#### [Provided data]

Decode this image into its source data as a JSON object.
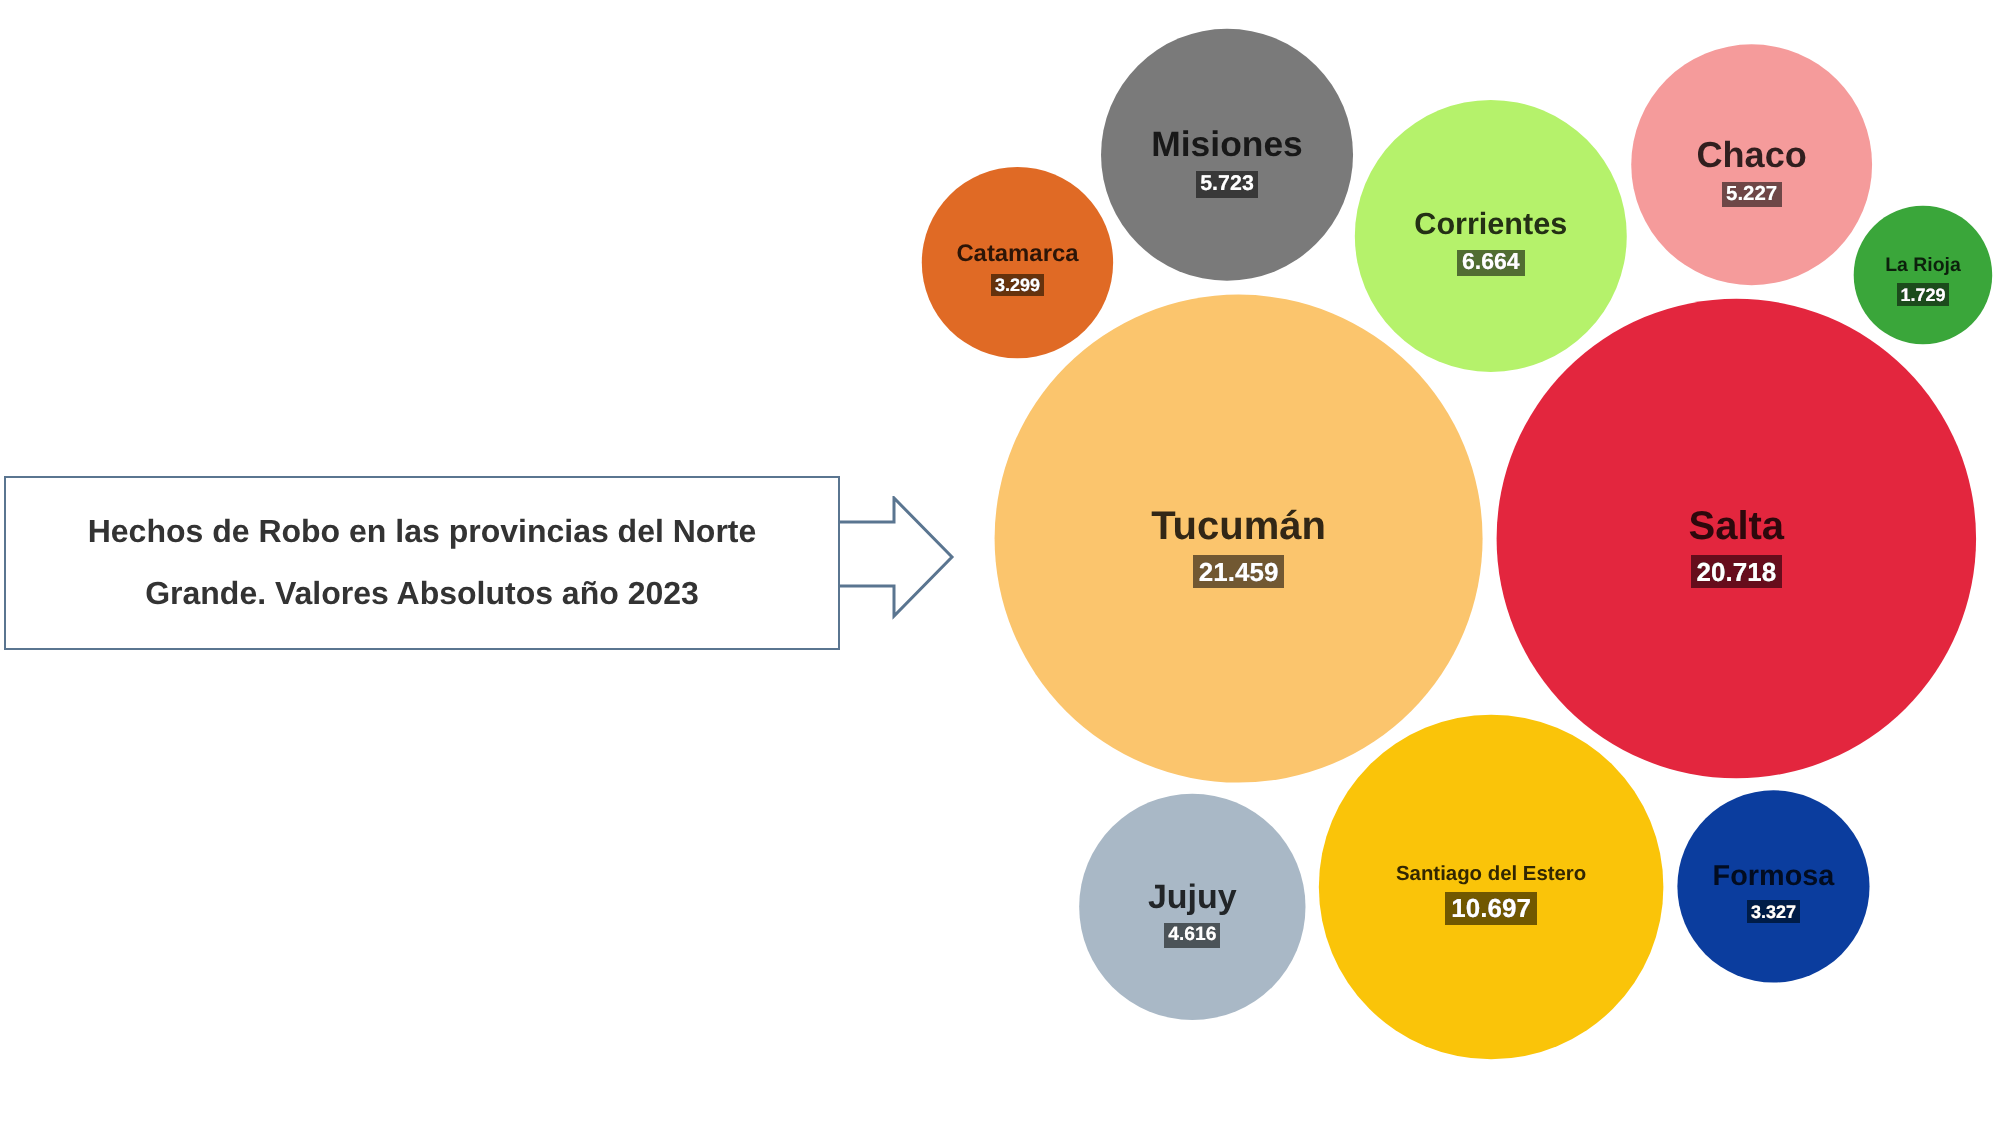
{
  "chart_data": {
    "type": "other",
    "title": "Hechos de Robo en las provincias del Norte Grande. Valores Absolutos año 2023",
    "categories": [
      "Tucumán",
      "Salta",
      "Santiago del Estero",
      "Corrientes",
      "Misiones",
      "Chaco",
      "Jujuy",
      "Formosa",
      "Catamarca",
      "La Rioja"
    ],
    "values": [
      21459,
      20718,
      10697,
      6664,
      5723,
      5227,
      4616,
      3327,
      3299,
      1729
    ],
    "colors": [
      "#fbc56d",
      "#e3263e",
      "#fac409",
      "#b5f26b",
      "#7a7a7a",
      "#f59b9b",
      "#a9b8c6",
      "#0b3d9e",
      "#e06a25",
      "#3aa63a"
    ],
    "value_labels": [
      "21.459",
      "20.718",
      "10.697",
      "6.664",
      "5.723",
      "5.227",
      "4.616",
      "3.327",
      "3.299",
      "1.729"
    ]
  }
}
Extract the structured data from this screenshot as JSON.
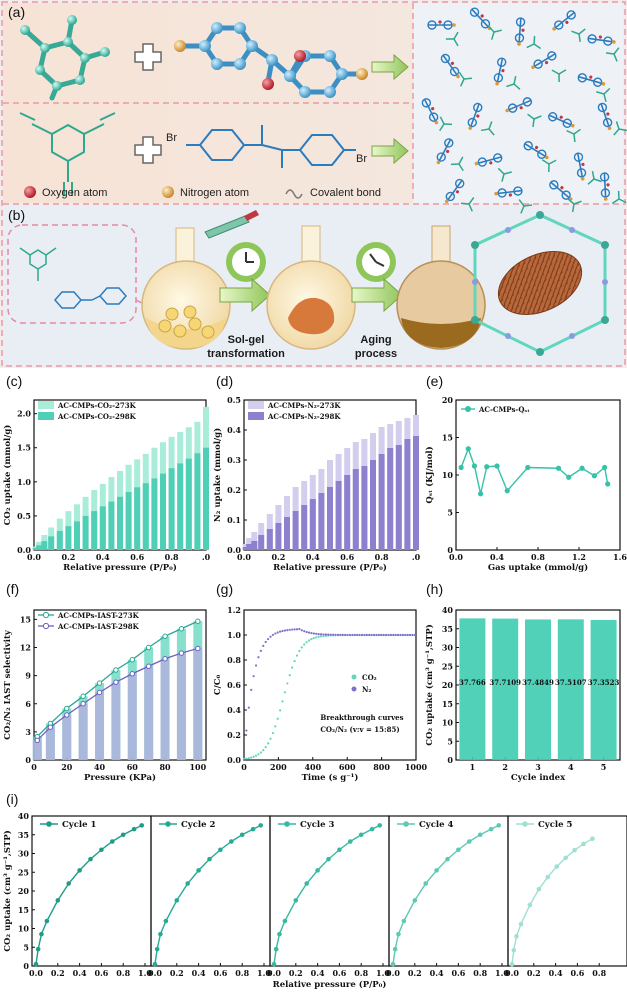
{
  "scheme": {
    "label_a": "(a)",
    "label_b": "(b)",
    "legend": {
      "oxygen": "Oxygen atom",
      "nitrogen": "Nitrogen atom",
      "bond": "Covalent bond"
    },
    "br1": "Br",
    "br2": "Br",
    "step1": [
      "Sol-gel",
      "transformation"
    ],
    "step2": [
      "Aging",
      "process"
    ]
  },
  "chart_data": [
    {
      "id": "c",
      "type": "bar",
      "panel": "(c)",
      "xlabel": "Relative pressure (P/P₀)",
      "ylabel": "CO₂ uptake (mmol/g)",
      "xlim": [
        0,
        1.0
      ],
      "ylim": [
        0,
        2.2
      ],
      "xticks": [
        "0.0",
        "0.2",
        "0.4",
        "0.6",
        "0.8",
        ".0"
      ],
      "xtick_vals": [
        0,
        0.2,
        0.4,
        0.6,
        0.8,
        1.0
      ],
      "yticks": [
        "0.0",
        "0.5",
        "1.0",
        "1.5",
        "2.0"
      ],
      "ytick_vals": [
        0,
        0.5,
        1.0,
        1.5,
        2.0
      ],
      "x": [
        0.01,
        0.03,
        0.06,
        0.1,
        0.15,
        0.2,
        0.25,
        0.3,
        0.35,
        0.4,
        0.45,
        0.5,
        0.55,
        0.6,
        0.65,
        0.7,
        0.75,
        0.8,
        0.85,
        0.9,
        0.95,
        1.0
      ],
      "series": [
        {
          "name": "AC-CMPs-CO₂-273K",
          "color": "#a9ecd9",
          "values": [
            0.05,
            0.12,
            0.22,
            0.33,
            0.46,
            0.57,
            0.67,
            0.78,
            0.88,
            0.97,
            1.07,
            1.16,
            1.25,
            1.33,
            1.41,
            1.5,
            1.58,
            1.66,
            1.73,
            1.8,
            1.88,
            2.1
          ]
        },
        {
          "name": "AC-CMPs-CO₂-298K",
          "color": "#4fd0b6",
          "values": [
            0.03,
            0.07,
            0.13,
            0.2,
            0.28,
            0.35,
            0.42,
            0.5,
            0.57,
            0.64,
            0.71,
            0.78,
            0.85,
            0.92,
            0.98,
            1.05,
            1.12,
            1.2,
            1.27,
            1.34,
            1.42,
            1.5
          ]
        }
      ]
    },
    {
      "id": "d",
      "type": "bar",
      "panel": "(d)",
      "xlabel": "Relative pressure (P/P₀)",
      "ylabel": "N₂ uptake (mmol/g)",
      "xlim": [
        0,
        1.0
      ],
      "ylim": [
        0,
        0.5
      ],
      "xticks": [
        "0.0",
        "0.2",
        "0.4",
        "0.6",
        "0.8",
        ".0"
      ],
      "xtick_vals": [
        0,
        0.2,
        0.4,
        0.6,
        0.8,
        1.0
      ],
      "yticks": [
        "0.0",
        "0.1",
        "0.2",
        "0.3",
        "0.4",
        "0.5"
      ],
      "ytick_vals": [
        0,
        0.1,
        0.2,
        0.3,
        0.4,
        0.5
      ],
      "x": [
        0.01,
        0.03,
        0.06,
        0.1,
        0.15,
        0.2,
        0.25,
        0.3,
        0.35,
        0.4,
        0.45,
        0.5,
        0.55,
        0.6,
        0.65,
        0.7,
        0.75,
        0.8,
        0.85,
        0.9,
        0.95,
        1.0
      ],
      "series": [
        {
          "name": "AC-CMPs-N₂-273K",
          "color": "#d3cdee",
          "values": [
            0.02,
            0.04,
            0.06,
            0.09,
            0.12,
            0.15,
            0.18,
            0.21,
            0.23,
            0.25,
            0.27,
            0.3,
            0.32,
            0.34,
            0.36,
            0.37,
            0.39,
            0.41,
            0.42,
            0.43,
            0.44,
            0.45
          ]
        },
        {
          "name": "AC-CMPs-N₂-298K",
          "color": "#8d80cf",
          "values": [
            0.01,
            0.02,
            0.03,
            0.05,
            0.07,
            0.09,
            0.11,
            0.13,
            0.15,
            0.17,
            0.19,
            0.21,
            0.23,
            0.25,
            0.27,
            0.28,
            0.3,
            0.32,
            0.34,
            0.35,
            0.37,
            0.38
          ]
        }
      ]
    },
    {
      "id": "e",
      "type": "line",
      "panel": "(e)",
      "xlabel": "Gas uptake (mmol/g)",
      "ylabel": "Qₛₜ (KJ/mol)",
      "xlim": [
        0,
        1.6
      ],
      "ylim": [
        0,
        20
      ],
      "xticks": [
        "0.0",
        "0.4",
        "0.8",
        "1.2",
        "1.6"
      ],
      "xtick_vals": [
        0,
        0.4,
        0.8,
        1.2,
        1.6
      ],
      "yticks": [
        "0",
        "5",
        "10",
        "15",
        "20"
      ],
      "ytick_vals": [
        0,
        5,
        10,
        15,
        20
      ],
      "series": [
        {
          "name": "AC-CMPs-Qₛₜ",
          "color": "#35c2a8",
          "x": [
            0.05,
            0.12,
            0.18,
            0.24,
            0.3,
            0.4,
            0.5,
            0.7,
            1.0,
            1.1,
            1.23,
            1.35,
            1.45,
            1.48
          ],
          "values": [
            11.0,
            13.5,
            11.2,
            7.5,
            11.1,
            11.2,
            7.9,
            11.0,
            10.9,
            9.7,
            10.9,
            9.9,
            11.0,
            8.8
          ]
        }
      ]
    },
    {
      "id": "f",
      "type": "bar",
      "panel": "(f)",
      "xlabel": "Pressure (KPa)",
      "ylabel": "CO₂/N₂ IAST selectivity",
      "xlim": [
        0,
        105
      ],
      "ylim": [
        0,
        16
      ],
      "xticks": [
        "0",
        "20",
        "40",
        "60",
        "80",
        "100"
      ],
      "xtick_vals": [
        0,
        20,
        40,
        60,
        80,
        100
      ],
      "yticks": [
        "0",
        "3",
        "6",
        "9",
        "12",
        "15"
      ],
      "ytick_vals": [
        0,
        3,
        6,
        9,
        12,
        15
      ],
      "x": [
        2,
        10,
        20,
        30,
        40,
        50,
        60,
        70,
        80,
        90,
        100
      ],
      "series": [
        {
          "name": "AC-CMPs-IAST-273K",
          "color": "#5fd6bd",
          "values": [
            2.5,
            3.9,
            5.5,
            6.8,
            8.2,
            9.6,
            10.7,
            12.0,
            13.2,
            14.0,
            14.8
          ]
        },
        {
          "name": "AC-CMPs-IAST-298K",
          "color": "#b3aee0",
          "values": [
            2.1,
            3.5,
            4.8,
            6.0,
            7.2,
            8.3,
            9.2,
            10.0,
            10.8,
            11.4,
            11.9
          ]
        }
      ]
    },
    {
      "id": "g",
      "type": "scatter",
      "panel": "(g)",
      "xlabel": "Time (s g⁻¹)",
      "ylabel": "C/C₀",
      "xlim": [
        0,
        1000
      ],
      "ylim": [
        0,
        1.2
      ],
      "xticks": [
        "0",
        "200",
        "400",
        "600",
        "800",
        "1000"
      ],
      "xtick_vals": [
        0,
        200,
        400,
        600,
        800,
        1000
      ],
      "yticks": [
        "0.0",
        "0.2",
        "0.4",
        "0.6",
        "0.8",
        "1.0",
        "1.2"
      ],
      "ytick_vals": [
        0,
        0.2,
        0.4,
        0.6,
        0.8,
        1.0,
        1.2
      ],
      "annotation": [
        "Breakthrough curves",
        "CO₂/N₂ (v:v = 15:85)"
      ],
      "series": [
        {
          "name": "CO₂",
          "color": "#5fd6bd"
        },
        {
          "name": "N₂",
          "color": "#7f70c8"
        }
      ]
    },
    {
      "id": "h",
      "type": "bar",
      "panel": "(h)",
      "xlabel": "Cycle index",
      "ylabel": "CO₂ uptake (cm³ g⁻¹,STP)",
      "xlim": [
        0.5,
        5.5
      ],
      "ylim": [
        0,
        40
      ],
      "xticks": [
        "1",
        "2",
        "3",
        "4",
        "5"
      ],
      "xtick_vals": [
        1,
        2,
        3,
        4,
        5
      ],
      "yticks": [
        "0",
        "5",
        "10",
        "15",
        "20",
        "25",
        "30",
        "35",
        "40"
      ],
      "ytick_vals": [
        0,
        5,
        10,
        15,
        20,
        25,
        30,
        35,
        40
      ],
      "categories": [
        "1",
        "2",
        "3",
        "4",
        "5"
      ],
      "values": [
        37.766,
        37.7109,
        37.4849,
        37.5107,
        37.3523
      ],
      "labels": [
        "37.766",
        "37.7109",
        "37.4849",
        "37.5107",
        "37.3523"
      ],
      "color": "#3ecdb0"
    },
    {
      "id": "i",
      "type": "line",
      "panel": "(i)",
      "xlabel": "Relative pressure (P/P₀)",
      "ylabel": "CO₂ uptake (cm³ g⁻¹,STP)",
      "ylim": [
        0,
        40
      ],
      "yticks": [
        "0",
        "5",
        "10",
        "15",
        "20",
        "25",
        "30",
        "35",
        "40"
      ],
      "ytick_vals": [
        0,
        5,
        10,
        15,
        20,
        25,
        30,
        35,
        40
      ],
      "x": [
        0.0,
        0.02,
        0.05,
        0.1,
        0.2,
        0.3,
        0.4,
        0.5,
        0.6,
        0.7,
        0.8,
        0.9,
        0.97
      ],
      "values": [
        0.5,
        4.5,
        8.5,
        12.0,
        17.5,
        22.0,
        25.5,
        28.5,
        31.0,
        33.2,
        35.0,
        36.5,
        37.5
      ],
      "cycles": [
        {
          "name": "Cycle 1",
          "color": "#1f9c88",
          "xticks": [
            "0.0",
            "0.2",
            "0.4",
            "0.6",
            "0.8",
            "1.0"
          ]
        },
        {
          "name": "Cycle 2",
          "color": "#27aa93",
          "xticks": [
            "0.0",
            "0.2",
            "0.4",
            "0.6",
            "0.8",
            "1.0"
          ]
        },
        {
          "name": "Cycle 3",
          "color": "#37b9a1",
          "xticks": [
            "0.0",
            "0.2",
            "0.4",
            "0.6",
            "0.8",
            "1.0"
          ]
        },
        {
          "name": "Cycle 4",
          "color": "#5ec9b4",
          "xticks": [
            "0.0",
            "0.2",
            "0.4",
            "0.6",
            "0.8",
            "1.0"
          ]
        },
        {
          "name": "Cycle 5",
          "color": "#9fe0d2",
          "xticks": [
            "0.0",
            "0.2",
            "0.4",
            "0.6",
            "0.8"
          ]
        }
      ]
    }
  ]
}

#### [Written task]
Of the lines in the listing, how many hold the word "mmol"? Nothing but the number is needed.

#### [Solution for this problem]
3